EXERCISE.
Reproduce the records word for word, leaving out any pictures they hold.

────────────────────────────────────────

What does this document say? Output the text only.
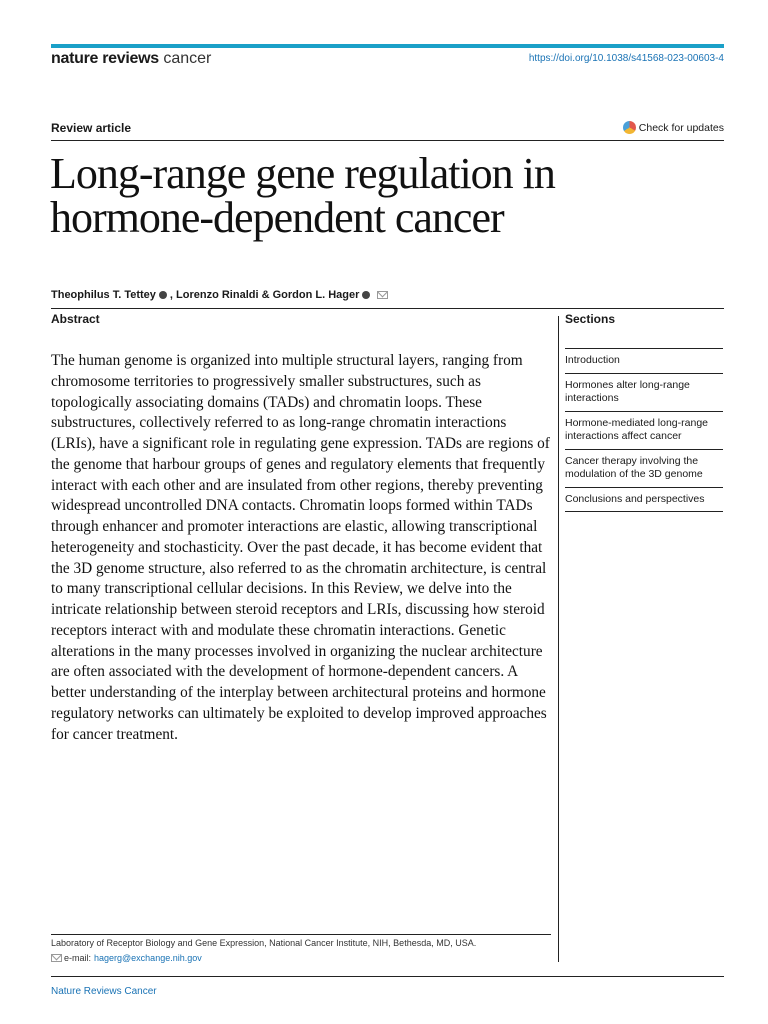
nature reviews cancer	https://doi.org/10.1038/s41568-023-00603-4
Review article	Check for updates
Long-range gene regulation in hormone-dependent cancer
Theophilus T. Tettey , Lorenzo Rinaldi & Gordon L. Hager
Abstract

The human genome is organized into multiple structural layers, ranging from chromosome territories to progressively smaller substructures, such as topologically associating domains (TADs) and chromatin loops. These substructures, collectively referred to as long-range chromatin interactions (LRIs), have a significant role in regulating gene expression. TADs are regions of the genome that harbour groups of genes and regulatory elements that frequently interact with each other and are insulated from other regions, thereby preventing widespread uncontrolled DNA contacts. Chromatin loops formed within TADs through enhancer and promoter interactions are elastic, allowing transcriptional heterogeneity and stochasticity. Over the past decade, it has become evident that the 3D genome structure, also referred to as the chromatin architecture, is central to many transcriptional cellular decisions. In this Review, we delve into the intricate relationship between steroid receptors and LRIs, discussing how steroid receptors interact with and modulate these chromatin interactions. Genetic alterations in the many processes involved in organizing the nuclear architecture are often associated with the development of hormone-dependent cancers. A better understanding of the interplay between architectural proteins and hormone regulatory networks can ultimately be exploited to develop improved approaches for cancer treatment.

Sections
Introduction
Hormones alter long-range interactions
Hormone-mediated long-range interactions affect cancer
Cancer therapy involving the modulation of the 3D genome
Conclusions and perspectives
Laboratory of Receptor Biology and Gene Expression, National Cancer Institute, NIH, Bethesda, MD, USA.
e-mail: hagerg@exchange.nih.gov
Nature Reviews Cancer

────────────────────────────────────────

THE COMPLETED TASK.
What does this document say? Output the text only.
nature reviews cancer	https://doi.org/10.1038/s41568-023-00603-4
Review article	Check for updates
Long-range gene regulation in hormone-dependent cancer
Theophilus T. Tettey , Lorenzo Rinaldi & Gordon L. Hager
Abstract

The human genome is organized into multiple structural layers, ranging from chromosome territories to progressively smaller substructures, such as topologically associating domains (TADs) and chromatin loops. These substructures, collectively referred to as long-range chromatin interactions (LRIs), have a significant role in regulating gene expression. TADs are regions of the genome that harbour groups of genes and regulatory elements that frequently interact with each other and are insulated from other regions, thereby preventing widespread uncontrolled DNA contacts. Chromatin loops formed within TADs through enhancer and promoter interactions are elastic, allowing transcriptional heterogeneity and stochasticity. Over the past decade, it has become evident that the 3D genome structure, also referred to as the chromatin architecture, is central to many transcriptional cellular decisions. In this Review, we delve into the intricate relationship between steroid receptors and LRIs, discussing how steroid receptors interact with and modulate these chromatin interactions. Genetic alterations in the many processes involved in organizing the nuclear architecture are often associated with the development of hormone-dependent cancers. A better understanding of the interplay between architectural proteins and hormone regulatory networks can ultimately be exploited to develop improved approaches for cancer treatment.

Sections
Introduction
Hormones alter long-range interactions
Hormone-mediated long-range interactions affect cancer
Cancer therapy involving the modulation of the 3D genome
Conclusions and perspectives
Laboratory of Receptor Biology and Gene Expression, National Cancer Institute, NIH, Bethesda, MD, USA.
e-mail: hagerg@exchange.nih.gov
Nature Reviews Cancer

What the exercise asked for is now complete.